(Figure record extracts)

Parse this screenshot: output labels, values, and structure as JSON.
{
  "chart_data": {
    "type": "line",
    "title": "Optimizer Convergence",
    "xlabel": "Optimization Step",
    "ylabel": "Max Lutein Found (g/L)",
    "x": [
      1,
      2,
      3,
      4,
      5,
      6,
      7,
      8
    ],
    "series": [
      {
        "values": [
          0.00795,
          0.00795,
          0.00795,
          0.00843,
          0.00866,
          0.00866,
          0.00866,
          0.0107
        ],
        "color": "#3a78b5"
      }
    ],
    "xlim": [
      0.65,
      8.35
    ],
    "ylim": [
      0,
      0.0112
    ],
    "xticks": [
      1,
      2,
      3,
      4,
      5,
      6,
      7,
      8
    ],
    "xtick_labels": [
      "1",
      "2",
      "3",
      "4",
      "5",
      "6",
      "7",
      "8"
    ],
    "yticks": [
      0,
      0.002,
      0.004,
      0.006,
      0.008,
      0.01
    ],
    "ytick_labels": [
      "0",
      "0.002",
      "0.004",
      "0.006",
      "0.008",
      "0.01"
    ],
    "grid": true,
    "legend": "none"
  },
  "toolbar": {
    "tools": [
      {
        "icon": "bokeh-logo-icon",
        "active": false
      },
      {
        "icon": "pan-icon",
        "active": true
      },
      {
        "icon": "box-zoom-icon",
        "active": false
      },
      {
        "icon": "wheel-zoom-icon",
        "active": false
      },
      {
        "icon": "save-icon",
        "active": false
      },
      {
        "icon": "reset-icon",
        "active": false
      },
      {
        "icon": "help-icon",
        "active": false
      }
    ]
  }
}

- AIM OF THE EXERCISE
Using the listing above, reproduce each line without omission.

- FINISHED TASK
Parse this screenshot: output labels, values, and structure as JSON.
{
  "chart_data": {
    "type": "line",
    "title": "Optimizer Convergence",
    "xlabel": "Optimization Step",
    "ylabel": "Max Lutein Found (g/L)",
    "x": [
      1,
      2,
      3,
      4,
      5,
      6,
      7,
      8
    ],
    "series": [
      {
        "values": [
          0.00795,
          0.00795,
          0.00795,
          0.00843,
          0.00866,
          0.00866,
          0.00866,
          0.0107
        ],
        "color": "#3a78b5"
      }
    ],
    "xlim": [
      0.65,
      8.35
    ],
    "ylim": [
      0,
      0.0112
    ],
    "xticks": [
      1,
      2,
      3,
      4,
      5,
      6,
      7,
      8
    ],
    "xtick_labels": [
      "1",
      "2",
      "3",
      "4",
      "5",
      "6",
      "7",
      "8"
    ],
    "yticks": [
      0,
      0.002,
      0.004,
      0.006,
      0.008,
      0.01
    ],
    "ytick_labels": [
      "0",
      "0.002",
      "0.004",
      "0.006",
      "0.008",
      "0.01"
    ],
    "grid": true,
    "legend": "none"
  },
  "toolbar": {
    "tools": [
      {
        "icon": "bokeh-logo-icon",
        "active": false
      },
      {
        "icon": "pan-icon",
        "active": true
      },
      {
        "icon": "box-zoom-icon",
        "active": false
      },
      {
        "icon": "wheel-zoom-icon",
        "active": false
      },
      {
        "icon": "save-icon",
        "active": false
      },
      {
        "icon": "reset-icon",
        "active": false
      },
      {
        "icon": "help-icon",
        "active": false
      }
    ]
  }
}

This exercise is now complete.